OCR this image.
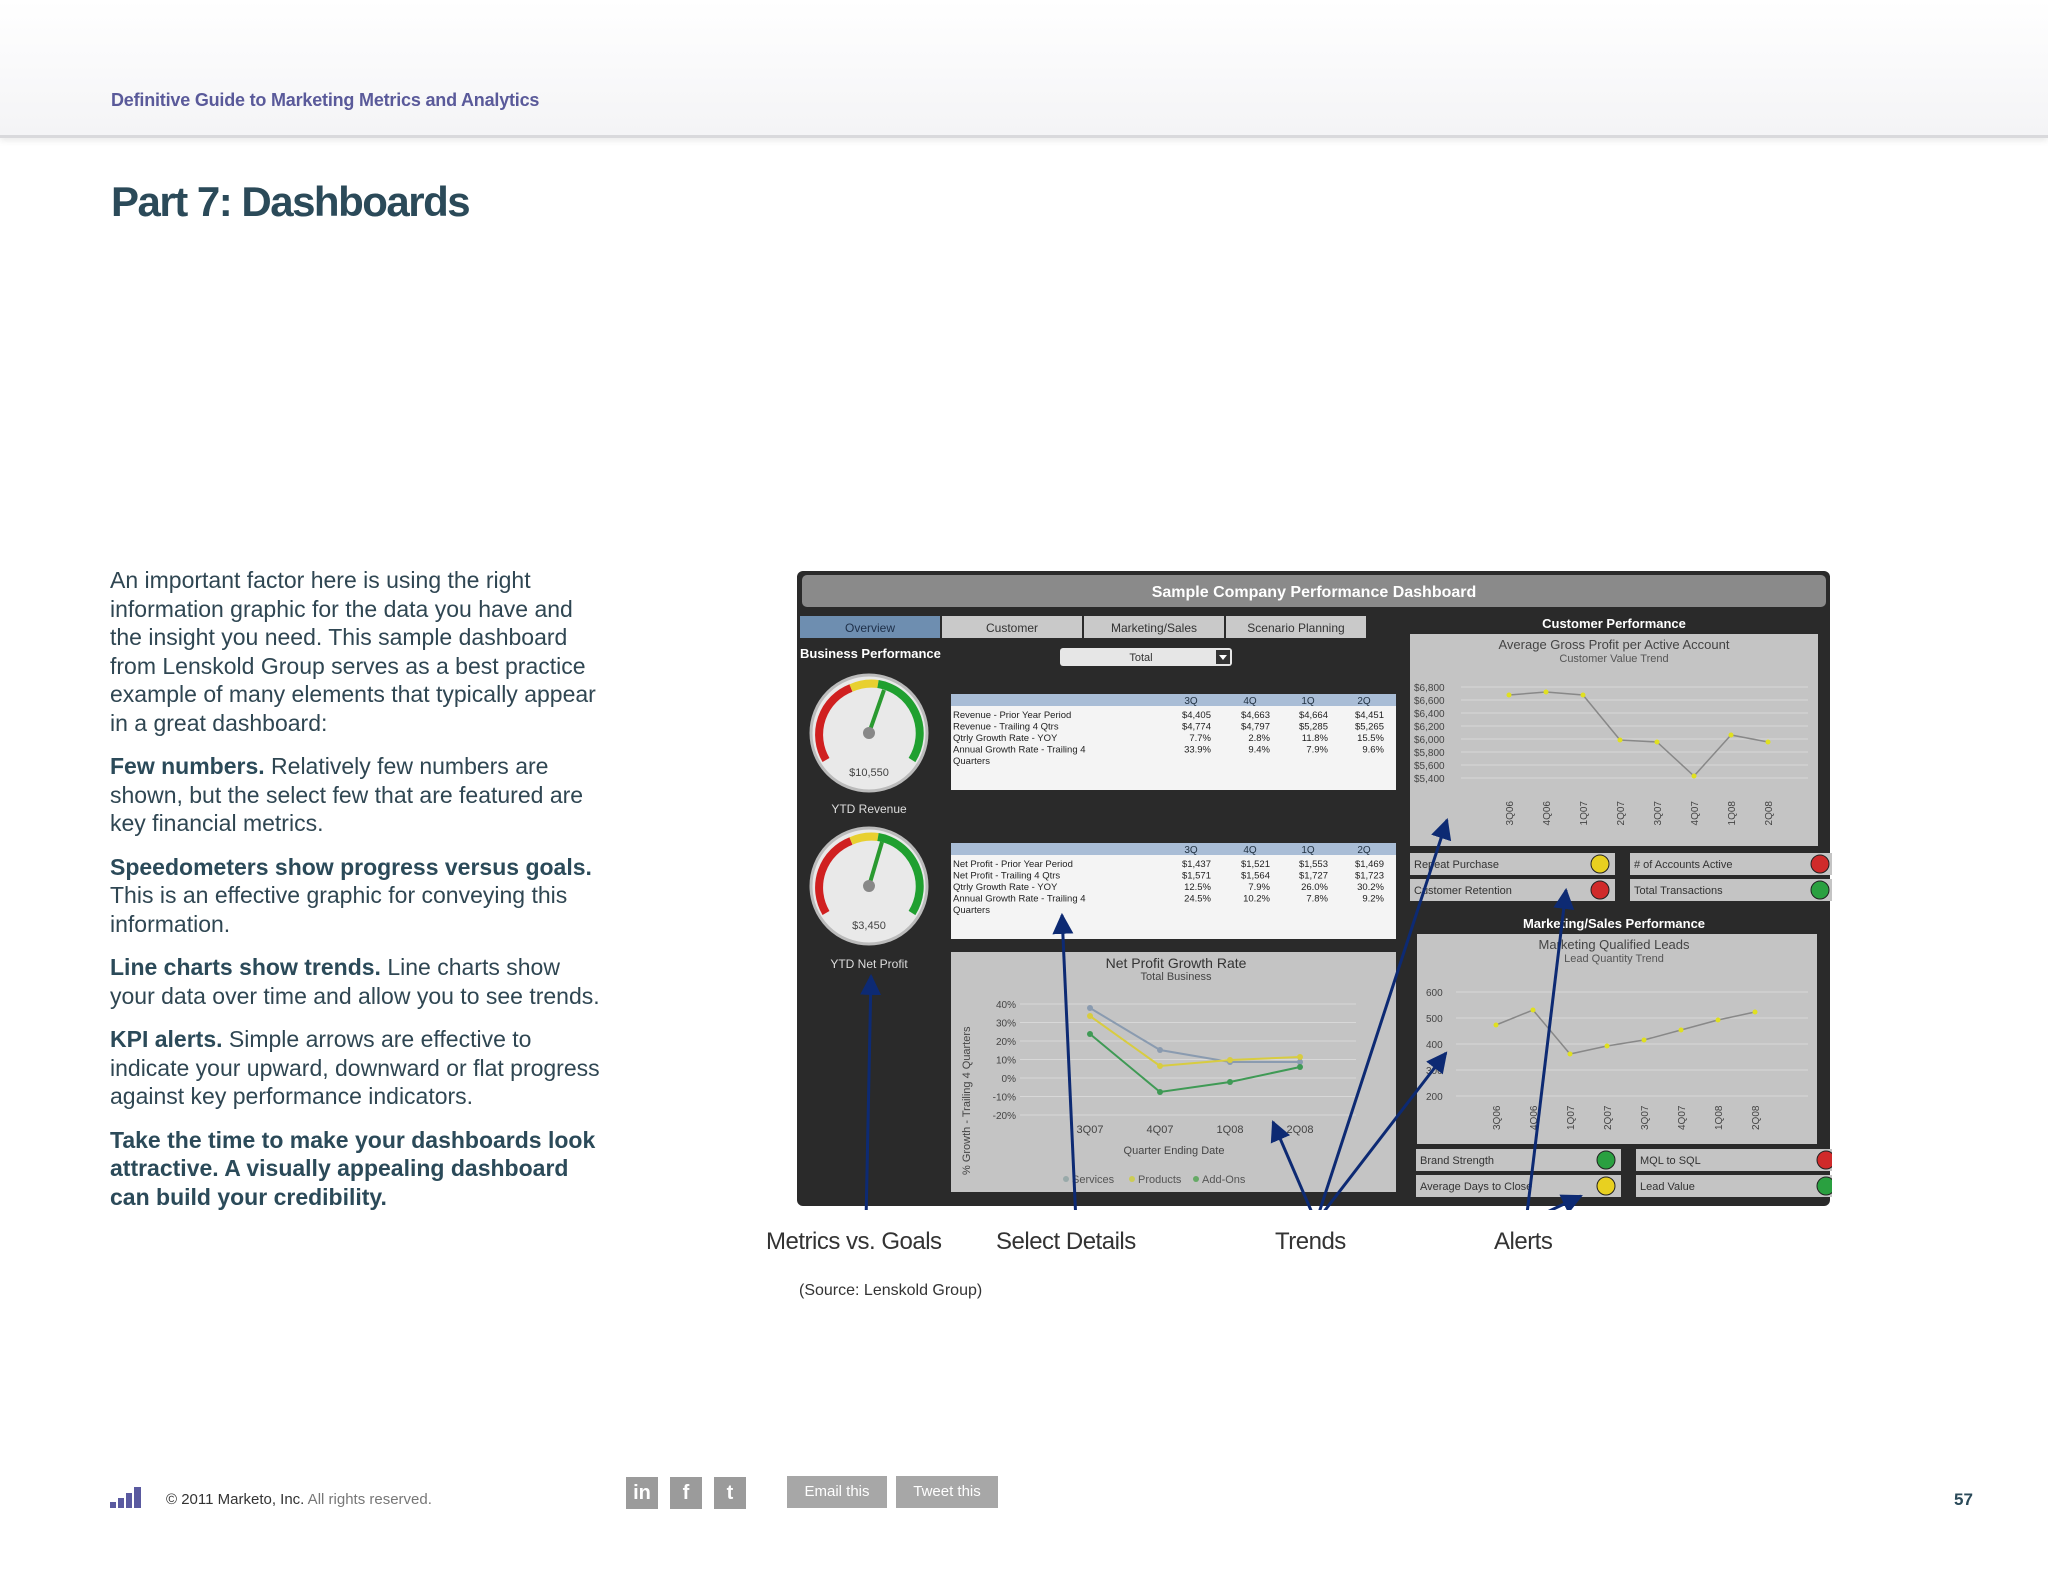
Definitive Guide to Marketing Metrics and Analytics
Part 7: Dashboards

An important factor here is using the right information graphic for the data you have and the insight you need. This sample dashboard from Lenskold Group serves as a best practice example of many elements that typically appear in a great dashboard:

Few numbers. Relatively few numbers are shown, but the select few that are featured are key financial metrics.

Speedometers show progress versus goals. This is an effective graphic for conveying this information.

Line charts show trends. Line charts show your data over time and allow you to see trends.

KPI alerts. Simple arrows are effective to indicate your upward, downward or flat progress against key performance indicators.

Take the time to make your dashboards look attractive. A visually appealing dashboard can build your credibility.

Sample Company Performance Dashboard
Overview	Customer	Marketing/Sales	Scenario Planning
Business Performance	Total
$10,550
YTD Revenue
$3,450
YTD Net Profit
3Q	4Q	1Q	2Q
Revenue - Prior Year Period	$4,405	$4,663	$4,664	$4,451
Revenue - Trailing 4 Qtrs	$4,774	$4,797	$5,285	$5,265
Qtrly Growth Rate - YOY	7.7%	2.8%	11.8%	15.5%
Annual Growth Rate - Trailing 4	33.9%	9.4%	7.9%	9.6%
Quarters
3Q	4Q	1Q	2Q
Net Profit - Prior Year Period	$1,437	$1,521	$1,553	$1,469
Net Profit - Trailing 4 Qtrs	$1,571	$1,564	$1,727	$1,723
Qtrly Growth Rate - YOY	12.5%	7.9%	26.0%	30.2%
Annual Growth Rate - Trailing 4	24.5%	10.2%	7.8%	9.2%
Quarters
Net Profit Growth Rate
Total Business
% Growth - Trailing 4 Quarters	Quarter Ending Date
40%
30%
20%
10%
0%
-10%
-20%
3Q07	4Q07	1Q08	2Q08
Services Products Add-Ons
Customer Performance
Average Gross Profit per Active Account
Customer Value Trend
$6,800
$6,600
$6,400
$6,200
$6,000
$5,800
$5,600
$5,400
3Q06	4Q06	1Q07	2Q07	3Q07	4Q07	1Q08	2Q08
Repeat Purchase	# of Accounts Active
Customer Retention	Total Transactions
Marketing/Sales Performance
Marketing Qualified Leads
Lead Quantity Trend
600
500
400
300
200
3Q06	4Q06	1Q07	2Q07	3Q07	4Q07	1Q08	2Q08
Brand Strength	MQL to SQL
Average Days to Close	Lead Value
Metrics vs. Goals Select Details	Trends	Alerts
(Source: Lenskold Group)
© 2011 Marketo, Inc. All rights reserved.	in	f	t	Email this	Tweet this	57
-- -- --
EXERCISE -
Return every line in the listing that contains the word "graphic".

WORKED SOLUTION -
An important factor here is using the right information graphic for the data you have and the insight you need. This sample dashboard from Lenskold Group serves as a best practice example of many elements that typically appear in a great dashboard:
Speedometers show progress versus goals. This is an effective graphic for conveying this information.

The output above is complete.